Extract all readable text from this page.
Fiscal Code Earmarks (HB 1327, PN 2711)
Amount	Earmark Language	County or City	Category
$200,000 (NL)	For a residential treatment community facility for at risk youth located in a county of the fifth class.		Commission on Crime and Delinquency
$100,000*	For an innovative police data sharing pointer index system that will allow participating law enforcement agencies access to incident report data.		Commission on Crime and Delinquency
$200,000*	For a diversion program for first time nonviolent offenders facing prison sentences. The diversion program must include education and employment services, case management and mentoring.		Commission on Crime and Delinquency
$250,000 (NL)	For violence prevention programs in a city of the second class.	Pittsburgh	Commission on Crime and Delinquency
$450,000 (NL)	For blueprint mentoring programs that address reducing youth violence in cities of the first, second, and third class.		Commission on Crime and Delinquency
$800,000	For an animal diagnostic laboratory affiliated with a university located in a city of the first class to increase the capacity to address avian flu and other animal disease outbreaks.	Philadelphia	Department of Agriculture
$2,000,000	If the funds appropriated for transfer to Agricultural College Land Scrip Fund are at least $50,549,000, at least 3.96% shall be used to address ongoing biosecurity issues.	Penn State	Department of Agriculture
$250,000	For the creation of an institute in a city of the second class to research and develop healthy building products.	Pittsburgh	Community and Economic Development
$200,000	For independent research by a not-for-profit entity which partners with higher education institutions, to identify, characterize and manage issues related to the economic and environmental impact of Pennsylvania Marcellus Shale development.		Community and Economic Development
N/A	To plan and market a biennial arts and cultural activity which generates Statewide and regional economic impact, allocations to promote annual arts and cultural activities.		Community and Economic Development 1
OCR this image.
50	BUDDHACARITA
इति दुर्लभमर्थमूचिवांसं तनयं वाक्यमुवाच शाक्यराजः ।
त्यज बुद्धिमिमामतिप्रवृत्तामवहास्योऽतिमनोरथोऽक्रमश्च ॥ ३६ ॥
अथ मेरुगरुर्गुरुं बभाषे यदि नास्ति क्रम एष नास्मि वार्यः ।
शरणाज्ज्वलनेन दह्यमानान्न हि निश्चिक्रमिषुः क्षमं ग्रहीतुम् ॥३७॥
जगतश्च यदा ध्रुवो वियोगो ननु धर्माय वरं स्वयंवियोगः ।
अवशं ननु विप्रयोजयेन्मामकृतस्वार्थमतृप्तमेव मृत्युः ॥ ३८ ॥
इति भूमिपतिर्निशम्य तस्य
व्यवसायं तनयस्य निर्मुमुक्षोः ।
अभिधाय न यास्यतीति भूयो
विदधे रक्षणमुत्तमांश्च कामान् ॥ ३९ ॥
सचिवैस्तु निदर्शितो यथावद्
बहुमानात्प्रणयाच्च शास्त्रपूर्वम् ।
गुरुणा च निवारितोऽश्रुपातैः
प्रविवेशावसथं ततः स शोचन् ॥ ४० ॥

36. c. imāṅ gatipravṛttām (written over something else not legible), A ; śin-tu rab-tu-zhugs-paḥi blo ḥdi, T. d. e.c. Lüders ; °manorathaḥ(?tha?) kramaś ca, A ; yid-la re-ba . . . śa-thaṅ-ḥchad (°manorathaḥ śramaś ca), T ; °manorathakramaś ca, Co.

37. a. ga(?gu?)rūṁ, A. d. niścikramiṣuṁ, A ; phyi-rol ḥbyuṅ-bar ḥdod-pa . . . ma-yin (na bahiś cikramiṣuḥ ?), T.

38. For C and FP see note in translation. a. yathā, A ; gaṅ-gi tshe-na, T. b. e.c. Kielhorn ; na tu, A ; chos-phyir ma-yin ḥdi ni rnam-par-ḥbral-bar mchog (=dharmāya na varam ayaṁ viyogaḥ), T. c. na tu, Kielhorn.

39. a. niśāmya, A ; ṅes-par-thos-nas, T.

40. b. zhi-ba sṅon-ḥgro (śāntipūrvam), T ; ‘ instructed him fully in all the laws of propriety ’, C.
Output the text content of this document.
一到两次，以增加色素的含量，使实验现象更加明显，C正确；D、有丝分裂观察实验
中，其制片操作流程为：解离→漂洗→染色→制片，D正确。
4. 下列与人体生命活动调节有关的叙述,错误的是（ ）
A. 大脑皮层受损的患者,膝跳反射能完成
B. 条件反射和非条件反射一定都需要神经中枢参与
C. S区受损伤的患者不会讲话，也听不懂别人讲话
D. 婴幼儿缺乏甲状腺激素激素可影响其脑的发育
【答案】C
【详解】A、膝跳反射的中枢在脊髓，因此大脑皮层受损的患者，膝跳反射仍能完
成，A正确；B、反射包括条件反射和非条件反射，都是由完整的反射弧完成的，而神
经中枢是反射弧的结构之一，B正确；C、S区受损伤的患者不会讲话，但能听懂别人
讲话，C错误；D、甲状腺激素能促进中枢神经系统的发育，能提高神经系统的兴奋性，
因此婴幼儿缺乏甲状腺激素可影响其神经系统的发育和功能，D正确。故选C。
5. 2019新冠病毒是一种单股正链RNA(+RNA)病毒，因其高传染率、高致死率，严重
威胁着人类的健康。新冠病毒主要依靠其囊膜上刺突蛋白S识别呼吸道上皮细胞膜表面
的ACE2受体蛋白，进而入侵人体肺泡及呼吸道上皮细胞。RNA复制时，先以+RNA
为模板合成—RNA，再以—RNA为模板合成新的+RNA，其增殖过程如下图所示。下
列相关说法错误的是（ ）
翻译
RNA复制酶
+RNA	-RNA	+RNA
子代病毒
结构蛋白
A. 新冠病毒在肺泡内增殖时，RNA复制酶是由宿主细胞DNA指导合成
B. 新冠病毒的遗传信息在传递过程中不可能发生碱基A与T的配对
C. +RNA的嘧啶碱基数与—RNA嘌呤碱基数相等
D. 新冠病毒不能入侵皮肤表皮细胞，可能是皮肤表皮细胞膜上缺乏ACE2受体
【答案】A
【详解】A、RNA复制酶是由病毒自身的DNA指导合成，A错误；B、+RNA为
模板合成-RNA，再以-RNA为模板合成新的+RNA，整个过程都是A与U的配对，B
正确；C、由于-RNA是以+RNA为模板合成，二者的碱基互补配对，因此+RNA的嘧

|---|

### [SET TASK]
Each line in the material above must be retyped without alteration.

### [EXERCISE ANSWER]
Extract all readable text from this page.
Fiscal Code Earmarks (HB 1327, PN 2711)
Amount	Earmark Language	County or City	Category
$200,000 (NL)	For a residential treatment community facility for at risk youth located in a county of the fifth class.		Commission on Crime and Delinquency
$100,000*	For an innovative police data sharing pointer index system that will allow participating law enforcement agencies access to incident report data.		Commission on Crime and Delinquency
$200,000*	For a diversion program for first time nonviolent offenders facing prison sentences. The diversion program must include education and employment services, case management and mentoring.		Commission on Crime and Delinquency
$250,000 (NL)	For violence prevention programs in a city of the second class.	Pittsburgh	Commission on Crime and Delinquency
$450,000 (NL)	For blueprint mentoring programs that address reducing youth violence in cities of the first, second, and third class.		Commission on Crime and Delinquency
$800,000	For an animal diagnostic laboratory affiliated with a university located in a city of the first class to increase the capacity to address avian flu and other animal disease outbreaks.	Philadelphia	Department of Agriculture
$2,000,000	If the funds appropriated for transfer to Agricultural College Land Scrip Fund are at least $50,549,000, at least 3.96% shall be used to address ongoing biosecurity issues.	Penn State	Department of Agriculture
$250,000	For the creation of an institute in a city of the second class to research and develop healthy building products.	Pittsburgh	Community and Economic Development
$200,000	For independent research by a not-for-profit entity which partners with higher education institutions, to identify, characterize and manage issues related to the economic and environmental impact of Pennsylvania Marcellus Shale development.		Community and Economic Development
N/A	To plan and market a biennial arts and cultural activity which generates Statewide and regional economic impact, allocations to promote annual arts and cultural activities.		Community and Economic Development 1
OCR this image.
50	BUDDHACARITA
इति दुर्लभमर्थमूचिवांसं तनयं वाक्यमुवाच शाक्यराजः ।
त्यज बुद्धिमिमामतिप्रवृत्तामवहास्योऽतिमनोरथोऽक्रमश्च ॥ ३६ ॥
अथ मेरुगरुर्गुरुं बभाषे यदि नास्ति क्रम एष नास्मि वार्यः ।
शरणाज्ज्वलनेन दह्यमानान्न हि निश्चिक्रमिषुः क्षमं ग्रहीतुम् ॥३७॥
जगतश्च यदा ध्रुवो वियोगो ननु धर्माय वरं स्वयंवियोगः ।
अवशं ननु विप्रयोजयेन्मामकृतस्वार्थमतृप्तमेव मृत्युः ॥ ३८ ॥
इति भूमिपतिर्निशम्य तस्य
व्यवसायं तनयस्य निर्मुमुक्षोः ।
अभिधाय न यास्यतीति भूयो
विदधे रक्षणमुत्तमांश्च कामान् ॥ ३९ ॥
सचिवैस्तु निदर्शितो यथावद्
बहुमानात्प्रणयाच्च शास्त्रपूर्वम् ।
गुरुणा च निवारितोऽश्रुपातैः
प्रविवेशावसथं ततः स शोचन् ॥ ४० ॥

36. c. imāṅ gatipravṛttām (written over something else not legible), A ; śin-tu rab-tu-zhugs-paḥi blo ḥdi, T. d. e.c. Lüders ; °manorathaḥ(?tha?) kramaś ca, A ; yid-la re-ba . . . śa-thaṅ-ḥchad (°manorathaḥ śramaś ca), T ; °manorathakramaś ca, Co.

37. a. ga(?gu?)rūṁ, A. d. niścikramiṣuṁ, A ; phyi-rol ḥbyuṅ-bar ḥdod-pa . . . ma-yin (na bahiś cikramiṣuḥ ?), T.

38. For C and FP see note in translation. a. yathā, A ; gaṅ-gi tshe-na, T. b. e.c. Kielhorn ; na tu, A ; chos-phyir ma-yin ḥdi ni rnam-par-ḥbral-bar mchog (=dharmāya na varam ayaṁ viyogaḥ), T. c. na tu, Kielhorn.

39. a. niśāmya, A ; ṅes-par-thos-nas, T.

40. b. zhi-ba sṅon-ḥgro (śāntipūrvam), T ; ‘ instructed him fully in all the laws of propriety ’, C.
Output the text content of this document.
一到两次，以增加色素的含量，使实验现象更加明显，C正确；D、有丝分裂观察实验
中，其制片操作流程为：解离→漂洗→染色→制片，D正确。
4. 下列与人体生命活动调节有关的叙述,错误的是（ ）
A. 大脑皮层受损的患者,膝跳反射能完成
B. 条件反射和非条件反射一定都需要神经中枢参与
C. S区受损伤的患者不会讲话，也听不懂别人讲话
D. 婴幼儿缺乏甲状腺激素激素可影响其脑的发育
【答案】C
【详解】A、膝跳反射的中枢在脊髓，因此大脑皮层受损的患者，膝跳反射仍能完
成，A正确；B、反射包括条件反射和非条件反射，都是由完整的反射弧完成的，而神
经中枢是反射弧的结构之一，B正确；C、S区受损伤的患者不会讲话，但能听懂别人
讲话，C错误；D、甲状腺激素能促进中枢神经系统的发育，能提高神经系统的兴奋性，
因此婴幼儿缺乏甲状腺激素可影响其神经系统的发育和功能，D正确。故选C。
5. 2019新冠病毒是一种单股正链RNA(+RNA)病毒，因其高传染率、高致死率，严重
威胁着人类的健康。新冠病毒主要依靠其囊膜上刺突蛋白S识别呼吸道上皮细胞膜表面
的ACE2受体蛋白，进而入侵人体肺泡及呼吸道上皮细胞。RNA复制时，先以+RNA
为模板合成—RNA，再以—RNA为模板合成新的+RNA，其增殖过程如下图所示。下
列相关说法错误的是（ ）
翻译
RNA复制酶
+RNA	-RNA	+RNA
子代病毒
结构蛋白
A. 新冠病毒在肺泡内增殖时，RNA复制酶是由宿主细胞DNA指导合成
B. 新冠病毒的遗传信息在传递过程中不可能发生碱基A与T的配对
C. +RNA的嘧啶碱基数与—RNA嘌呤碱基数相等
D. 新冠病毒不能入侵皮肤表皮细胞，可能是皮肤表皮细胞膜上缺乏ACE2受体
【答案】A
【详解】A、RNA复制酶是由病毒自身的DNA指导合成，A错误；B、+RNA为
模板合成-RNA，再以-RNA为模板合成新的+RNA，整个过程都是A与U的配对，B
正确；C、由于-RNA是以+RNA为模板合成，二者的碱基互补配对，因此+RNA的嘧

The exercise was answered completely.